JOB » Return all the entries exactly, keeping pictures out.

STORED ROWS »
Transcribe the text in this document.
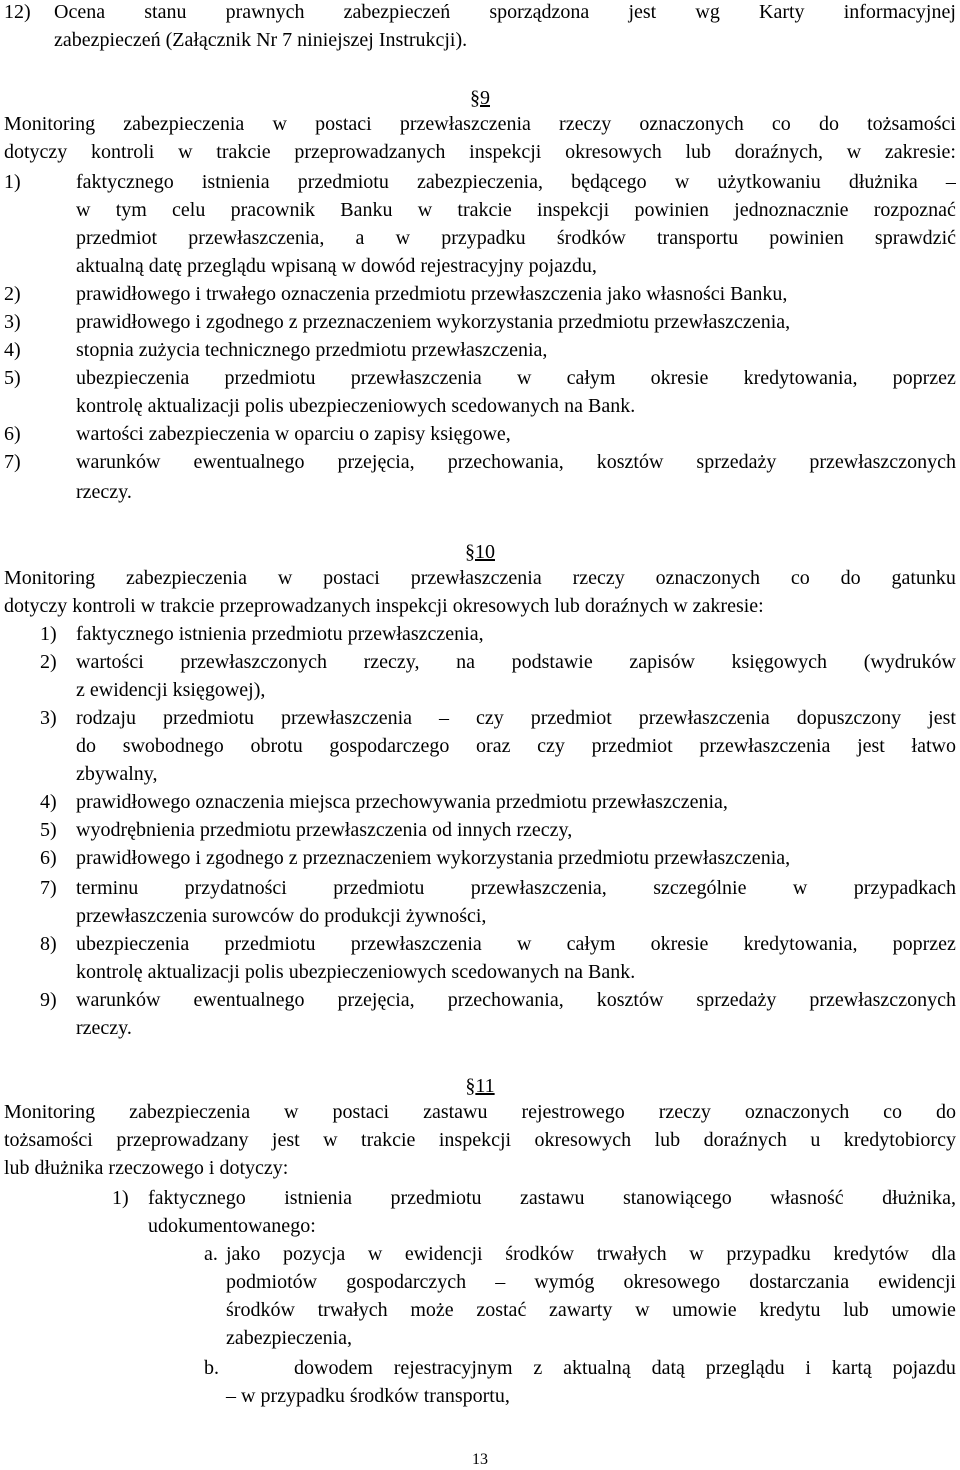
12) Ocena stanu prawnych zabezpieczeń sporządzona jest wg Karty informacyjnej
zabezpieczeń (Załącznik Nr 7 niniejszej Instrukcji).
§9
Monitoring zabezpieczenia w postaci przewłaszczenia rzeczy oznaczonych co do tożsamości
dotyczy kontroli w trakcie przeprowadzanych inspekcji okresowych lub doraźnych, w zakresie:
1)	faktycznego istnienia przedmiotu zabezpieczenia, będącego w użytkowaniu dłużnika –
w tym celu pracownik Banku w trakcie inspekcji powinien jednoznacznie rozpoznać
przedmiot przewłaszczenia, a w przypadku środków transportu powinien sprawdzić
aktualną datę przeglądu wpisaną w dowód rejestracyjny pojazdu,
2)	prawidłowego i trwałego oznaczenia przedmiotu przewłaszczenia jako własności Banku,
3)	prawidłowego i zgodnego z przeznaczeniem wykorzystania przedmiotu przewłaszczenia,
4)	stopnia zużycia technicznego przedmiotu przewłaszczenia,
5)	ubezpieczenia przedmiotu przewłaszczenia w całym okresie kredytowania, poprzez
kontrolę aktualizacji polis ubezpieczeniowych scedowanych na Bank.
6)	wartości zabezpieczenia w oparciu o zapisy księgowe,
7)	warunków ewentualnego przejęcia, przechowania, kosztów sprzedaży przewłaszczonych
rzeczy.
§10
Monitoring zabezpieczenia w postaci przewłaszczenia rzeczy oznaczonych co do gatunku
dotyczy kontroli w trakcie przeprowadzanych inspekcji okresowych lub doraźnych w zakresie:
1) faktycznego istnienia przedmiotu przewłaszczenia,
2) wartości przewłaszczonych rzeczy, na podstawie zapisów księgowych (wydruków
z ewidencji księgowej),
3) rodzaju przedmiotu przewłaszczenia – czy przedmiot przewłaszczenia dopuszczony jest
do swobodnego obrotu gospodarczego oraz czy przedmiot przewłaszczenia jest łatwo
zbywalny,
4) prawidłowego oznaczenia miejsca przechowywania przedmiotu przewłaszczenia,
5) wyodrębnienia przedmiotu przewłaszczenia od innych rzeczy,
6) prawidłowego i zgodnego z przeznaczeniem wykorzystania przedmiotu przewłaszczenia,
7) terminu przydatności przedmiotu przewłaszczenia, szczególnie w przypadkach
przewłaszczenia surowców do produkcji żywności,
8) ubezpieczenia przedmiotu przewłaszczenia w całym okresie kredytowania, poprzez
kontrolę aktualizacji polis ubezpieczeniowych scedowanych na Bank.
9) warunków ewentualnego przejęcia, przechowania, kosztów sprzedaży przewłaszczonych
rzeczy.
§11
Monitoring zabezpieczenia w postaci zastawu rejestrowego rzeczy oznaczonych co do
tożsamości przeprowadzany jest w trakcie inspekcji okresowych lub doraźnych u kredytobiorcy
lub dłużnika rzeczowego i dotyczy:
1) faktycznego istnienia przedmiotu zastawu stanowiącego własność dłużnika,
udokumentowanego:
a. jako pozycja w ewidencji środków trwałych w przypadku kredytów dla
podmiotów gospodarczych – wymóg okresowego dostarczania ewidencji
środków trwałych może zostać zawarty w umowie kredytu lub umowie
zabezpieczenia,
b.	dowodem rejestracyjnym z aktualną datą przeglądu i kartą pojazdu
– w przypadku środków transportu,
13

FINAL ANSWER »
Transcribe the text in this document.
12) Ocena stanu prawnych zabezpieczeń sporządzona jest wg Karty informacyjnej
zabezpieczeń (Załącznik Nr 7 niniejszej Instrukcji).
§9
Monitoring zabezpieczenia w postaci przewłaszczenia rzeczy oznaczonych co do tożsamości
dotyczy kontroli w trakcie przeprowadzanych inspekcji okresowych lub doraźnych, w zakresie:
1)	faktycznego istnienia przedmiotu zabezpieczenia, będącego w użytkowaniu dłużnika –
w tym celu pracownik Banku w trakcie inspekcji powinien jednoznacznie rozpoznać
przedmiot przewłaszczenia, a w przypadku środków transportu powinien sprawdzić
aktualną datę przeglądu wpisaną w dowód rejestracyjny pojazdu,
2)	prawidłowego i trwałego oznaczenia przedmiotu przewłaszczenia jako własności Banku,
3)	prawidłowego i zgodnego z przeznaczeniem wykorzystania przedmiotu przewłaszczenia,
4)	stopnia zużycia technicznego przedmiotu przewłaszczenia,
5)	ubezpieczenia przedmiotu przewłaszczenia w całym okresie kredytowania, poprzez
kontrolę aktualizacji polis ubezpieczeniowych scedowanych na Bank.
6)	wartości zabezpieczenia w oparciu o zapisy księgowe,
7)	warunków ewentualnego przejęcia, przechowania, kosztów sprzedaży przewłaszczonych
rzeczy.
§10
Monitoring zabezpieczenia w postaci przewłaszczenia rzeczy oznaczonych co do gatunku
dotyczy kontroli w trakcie przeprowadzanych inspekcji okresowych lub doraźnych w zakresie:
1) faktycznego istnienia przedmiotu przewłaszczenia,
2) wartości przewłaszczonych rzeczy, na podstawie zapisów księgowych (wydruków
z ewidencji księgowej),
3) rodzaju przedmiotu przewłaszczenia – czy przedmiot przewłaszczenia dopuszczony jest
do swobodnego obrotu gospodarczego oraz czy przedmiot przewłaszczenia jest łatwo
zbywalny,
4) prawidłowego oznaczenia miejsca przechowywania przedmiotu przewłaszczenia,
5) wyodrębnienia przedmiotu przewłaszczenia od innych rzeczy,
6) prawidłowego i zgodnego z przeznaczeniem wykorzystania przedmiotu przewłaszczenia,
7) terminu przydatności przedmiotu przewłaszczenia, szczególnie w przypadkach
przewłaszczenia surowców do produkcji żywności,
8) ubezpieczenia przedmiotu przewłaszczenia w całym okresie kredytowania, poprzez
kontrolę aktualizacji polis ubezpieczeniowych scedowanych na Bank.
9) warunków ewentualnego przejęcia, przechowania, kosztów sprzedaży przewłaszczonych
rzeczy.
§11
Monitoring zabezpieczenia w postaci zastawu rejestrowego rzeczy oznaczonych co do
tożsamości przeprowadzany jest w trakcie inspekcji okresowych lub doraźnych u kredytobiorcy
lub dłużnika rzeczowego i dotyczy:
1) faktycznego istnienia przedmiotu zastawu stanowiącego własność dłużnika,
udokumentowanego:
a. jako pozycja w ewidencji środków trwałych w przypadku kredytów dla
podmiotów gospodarczych – wymóg okresowego dostarczania ewidencji
środków trwałych może zostać zawarty w umowie kredytu lub umowie
zabezpieczenia,
b.	dowodem rejestracyjnym z aktualną datą przeglądu i kartą pojazdu
– w przypadku środków transportu,
13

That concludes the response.